[START Data shown]
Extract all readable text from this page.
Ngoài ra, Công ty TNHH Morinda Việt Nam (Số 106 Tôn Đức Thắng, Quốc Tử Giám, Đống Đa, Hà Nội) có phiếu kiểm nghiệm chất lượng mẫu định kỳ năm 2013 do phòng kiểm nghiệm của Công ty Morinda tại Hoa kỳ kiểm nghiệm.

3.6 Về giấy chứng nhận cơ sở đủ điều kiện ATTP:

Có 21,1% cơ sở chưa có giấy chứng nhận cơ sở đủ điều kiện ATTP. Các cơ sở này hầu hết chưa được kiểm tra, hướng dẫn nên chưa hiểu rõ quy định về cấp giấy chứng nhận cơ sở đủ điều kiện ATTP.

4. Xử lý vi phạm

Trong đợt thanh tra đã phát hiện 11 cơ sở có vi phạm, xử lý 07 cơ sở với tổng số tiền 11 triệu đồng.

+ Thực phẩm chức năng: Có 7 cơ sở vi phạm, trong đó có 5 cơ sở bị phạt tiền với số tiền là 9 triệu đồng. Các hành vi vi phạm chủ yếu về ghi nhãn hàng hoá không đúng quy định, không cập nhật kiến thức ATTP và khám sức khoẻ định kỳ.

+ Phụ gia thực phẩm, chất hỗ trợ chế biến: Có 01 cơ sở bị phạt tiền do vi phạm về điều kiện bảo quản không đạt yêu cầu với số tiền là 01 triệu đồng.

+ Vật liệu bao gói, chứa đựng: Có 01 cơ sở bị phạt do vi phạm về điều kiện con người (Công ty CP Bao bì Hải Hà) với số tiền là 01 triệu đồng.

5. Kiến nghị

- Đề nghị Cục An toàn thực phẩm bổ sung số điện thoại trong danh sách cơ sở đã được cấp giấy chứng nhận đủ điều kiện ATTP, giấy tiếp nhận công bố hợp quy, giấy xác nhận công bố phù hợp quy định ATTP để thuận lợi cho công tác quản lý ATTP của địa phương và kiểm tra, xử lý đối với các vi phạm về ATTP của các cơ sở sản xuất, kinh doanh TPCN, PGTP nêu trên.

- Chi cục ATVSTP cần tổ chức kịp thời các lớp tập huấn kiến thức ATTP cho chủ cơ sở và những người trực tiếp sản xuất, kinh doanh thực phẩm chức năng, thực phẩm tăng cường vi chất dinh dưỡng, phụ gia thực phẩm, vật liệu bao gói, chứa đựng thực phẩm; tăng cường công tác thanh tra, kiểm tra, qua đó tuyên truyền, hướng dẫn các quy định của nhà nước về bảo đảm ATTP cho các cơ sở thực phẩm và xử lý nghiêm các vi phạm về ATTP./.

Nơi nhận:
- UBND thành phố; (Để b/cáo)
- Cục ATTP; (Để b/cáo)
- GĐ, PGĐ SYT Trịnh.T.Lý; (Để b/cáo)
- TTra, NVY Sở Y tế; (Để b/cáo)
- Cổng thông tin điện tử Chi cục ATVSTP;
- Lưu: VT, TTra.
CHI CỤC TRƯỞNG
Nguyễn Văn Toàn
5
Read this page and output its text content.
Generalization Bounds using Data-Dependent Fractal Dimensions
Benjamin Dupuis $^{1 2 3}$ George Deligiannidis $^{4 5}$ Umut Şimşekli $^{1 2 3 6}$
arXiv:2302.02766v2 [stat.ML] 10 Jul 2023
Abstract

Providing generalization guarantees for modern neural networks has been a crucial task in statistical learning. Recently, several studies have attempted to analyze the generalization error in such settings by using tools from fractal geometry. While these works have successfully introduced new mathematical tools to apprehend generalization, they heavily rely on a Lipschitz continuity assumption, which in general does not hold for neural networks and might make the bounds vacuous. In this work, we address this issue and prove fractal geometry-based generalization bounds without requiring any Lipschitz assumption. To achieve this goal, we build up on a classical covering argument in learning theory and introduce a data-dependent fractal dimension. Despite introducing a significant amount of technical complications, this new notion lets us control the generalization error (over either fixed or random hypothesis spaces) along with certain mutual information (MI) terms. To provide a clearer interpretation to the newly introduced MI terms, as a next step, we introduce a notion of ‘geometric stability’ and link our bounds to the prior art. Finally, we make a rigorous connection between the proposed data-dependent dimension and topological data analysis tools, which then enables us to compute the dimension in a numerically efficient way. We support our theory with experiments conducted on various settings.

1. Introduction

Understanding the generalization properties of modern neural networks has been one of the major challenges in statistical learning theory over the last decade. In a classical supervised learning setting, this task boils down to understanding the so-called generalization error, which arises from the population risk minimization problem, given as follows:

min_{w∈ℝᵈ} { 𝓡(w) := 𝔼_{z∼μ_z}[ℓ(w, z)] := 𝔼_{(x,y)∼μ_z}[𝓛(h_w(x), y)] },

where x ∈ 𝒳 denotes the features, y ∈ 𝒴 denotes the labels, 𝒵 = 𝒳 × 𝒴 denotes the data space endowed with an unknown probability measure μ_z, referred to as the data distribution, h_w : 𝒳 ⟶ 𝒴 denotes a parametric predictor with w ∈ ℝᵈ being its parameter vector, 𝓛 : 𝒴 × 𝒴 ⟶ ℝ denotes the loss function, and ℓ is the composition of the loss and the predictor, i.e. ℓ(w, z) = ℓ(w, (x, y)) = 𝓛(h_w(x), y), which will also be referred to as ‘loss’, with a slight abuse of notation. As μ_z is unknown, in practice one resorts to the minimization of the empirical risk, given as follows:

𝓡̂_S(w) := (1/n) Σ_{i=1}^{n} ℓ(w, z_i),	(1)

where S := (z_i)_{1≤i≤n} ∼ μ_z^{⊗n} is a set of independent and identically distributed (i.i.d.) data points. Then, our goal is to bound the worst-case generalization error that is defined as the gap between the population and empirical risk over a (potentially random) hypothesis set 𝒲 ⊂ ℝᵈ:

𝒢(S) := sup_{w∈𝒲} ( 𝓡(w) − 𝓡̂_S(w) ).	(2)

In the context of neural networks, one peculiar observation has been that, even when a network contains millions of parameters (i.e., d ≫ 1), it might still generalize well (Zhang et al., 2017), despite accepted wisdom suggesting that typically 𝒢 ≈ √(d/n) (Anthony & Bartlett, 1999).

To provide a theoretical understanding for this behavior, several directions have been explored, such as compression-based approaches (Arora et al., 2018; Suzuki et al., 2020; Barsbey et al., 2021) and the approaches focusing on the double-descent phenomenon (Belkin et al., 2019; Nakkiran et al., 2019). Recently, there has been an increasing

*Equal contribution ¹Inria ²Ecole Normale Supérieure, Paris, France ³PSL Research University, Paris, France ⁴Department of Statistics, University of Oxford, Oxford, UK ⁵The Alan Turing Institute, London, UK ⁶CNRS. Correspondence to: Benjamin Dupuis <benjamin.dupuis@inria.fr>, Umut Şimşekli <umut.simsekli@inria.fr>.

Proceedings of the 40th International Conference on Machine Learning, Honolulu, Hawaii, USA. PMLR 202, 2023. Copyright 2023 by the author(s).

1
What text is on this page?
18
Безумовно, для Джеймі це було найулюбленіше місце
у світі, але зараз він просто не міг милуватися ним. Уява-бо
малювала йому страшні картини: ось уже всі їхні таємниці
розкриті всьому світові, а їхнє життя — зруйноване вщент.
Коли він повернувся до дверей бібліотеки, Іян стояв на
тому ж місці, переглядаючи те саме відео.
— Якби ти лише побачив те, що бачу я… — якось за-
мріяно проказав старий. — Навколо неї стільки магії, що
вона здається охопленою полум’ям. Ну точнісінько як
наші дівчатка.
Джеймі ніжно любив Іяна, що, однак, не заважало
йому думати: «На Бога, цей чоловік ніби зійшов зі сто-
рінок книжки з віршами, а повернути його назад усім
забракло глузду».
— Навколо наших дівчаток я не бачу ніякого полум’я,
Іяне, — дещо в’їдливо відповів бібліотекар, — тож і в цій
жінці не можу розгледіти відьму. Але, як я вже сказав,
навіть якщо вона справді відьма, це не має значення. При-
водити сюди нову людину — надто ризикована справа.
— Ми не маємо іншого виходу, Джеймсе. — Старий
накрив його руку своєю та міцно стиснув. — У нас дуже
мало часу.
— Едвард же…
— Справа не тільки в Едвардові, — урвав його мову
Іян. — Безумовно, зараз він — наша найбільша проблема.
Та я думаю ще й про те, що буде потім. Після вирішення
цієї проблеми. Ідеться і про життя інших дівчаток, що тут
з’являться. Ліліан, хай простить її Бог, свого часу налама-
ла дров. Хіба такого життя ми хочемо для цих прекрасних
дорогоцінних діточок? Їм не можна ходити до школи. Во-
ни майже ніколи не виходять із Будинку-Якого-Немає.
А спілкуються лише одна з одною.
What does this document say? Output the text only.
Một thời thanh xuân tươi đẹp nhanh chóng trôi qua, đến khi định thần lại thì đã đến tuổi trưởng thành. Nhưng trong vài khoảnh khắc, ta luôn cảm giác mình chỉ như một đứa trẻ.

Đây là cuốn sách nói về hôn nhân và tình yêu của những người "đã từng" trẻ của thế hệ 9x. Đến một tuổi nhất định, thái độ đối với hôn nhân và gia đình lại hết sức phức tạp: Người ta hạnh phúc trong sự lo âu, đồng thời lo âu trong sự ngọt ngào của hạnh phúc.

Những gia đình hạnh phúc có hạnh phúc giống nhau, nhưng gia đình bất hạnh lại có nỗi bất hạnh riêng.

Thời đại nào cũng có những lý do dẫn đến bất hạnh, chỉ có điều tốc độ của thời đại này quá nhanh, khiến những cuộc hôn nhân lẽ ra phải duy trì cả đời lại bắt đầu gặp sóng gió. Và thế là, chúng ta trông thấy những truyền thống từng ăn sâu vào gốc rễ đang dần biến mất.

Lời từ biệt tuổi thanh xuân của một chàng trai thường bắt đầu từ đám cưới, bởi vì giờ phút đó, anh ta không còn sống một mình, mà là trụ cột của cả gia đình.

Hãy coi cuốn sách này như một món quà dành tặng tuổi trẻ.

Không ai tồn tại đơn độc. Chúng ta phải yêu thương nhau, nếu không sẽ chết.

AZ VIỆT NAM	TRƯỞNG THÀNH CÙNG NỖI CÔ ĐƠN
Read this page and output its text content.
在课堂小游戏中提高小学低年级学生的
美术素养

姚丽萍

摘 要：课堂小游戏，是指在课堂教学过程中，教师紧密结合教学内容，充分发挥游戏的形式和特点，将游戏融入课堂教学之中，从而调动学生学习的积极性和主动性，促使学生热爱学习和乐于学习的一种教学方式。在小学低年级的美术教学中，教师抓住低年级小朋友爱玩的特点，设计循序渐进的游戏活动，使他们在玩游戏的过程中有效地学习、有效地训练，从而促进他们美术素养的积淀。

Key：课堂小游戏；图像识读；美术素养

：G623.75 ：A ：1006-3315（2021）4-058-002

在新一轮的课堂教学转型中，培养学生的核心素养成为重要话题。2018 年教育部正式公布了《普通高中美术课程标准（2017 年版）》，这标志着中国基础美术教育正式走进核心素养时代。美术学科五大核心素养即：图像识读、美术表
[END Data shown]
** The exercise **
Pull out all lines in the data above that include "图像识读".

** Solution for this task **
Key：课堂小游戏；图像识读；美术素养
在新一轮的课堂教学转型中，培养学生的核心素养成为重要话题。2018 年教育部正式公布了《普通高中美术课程标准（2017 年版）》，这标志着中国基础美术教育正式走进核心素养时代。美术学科五大核心素养即：图像识读、美术表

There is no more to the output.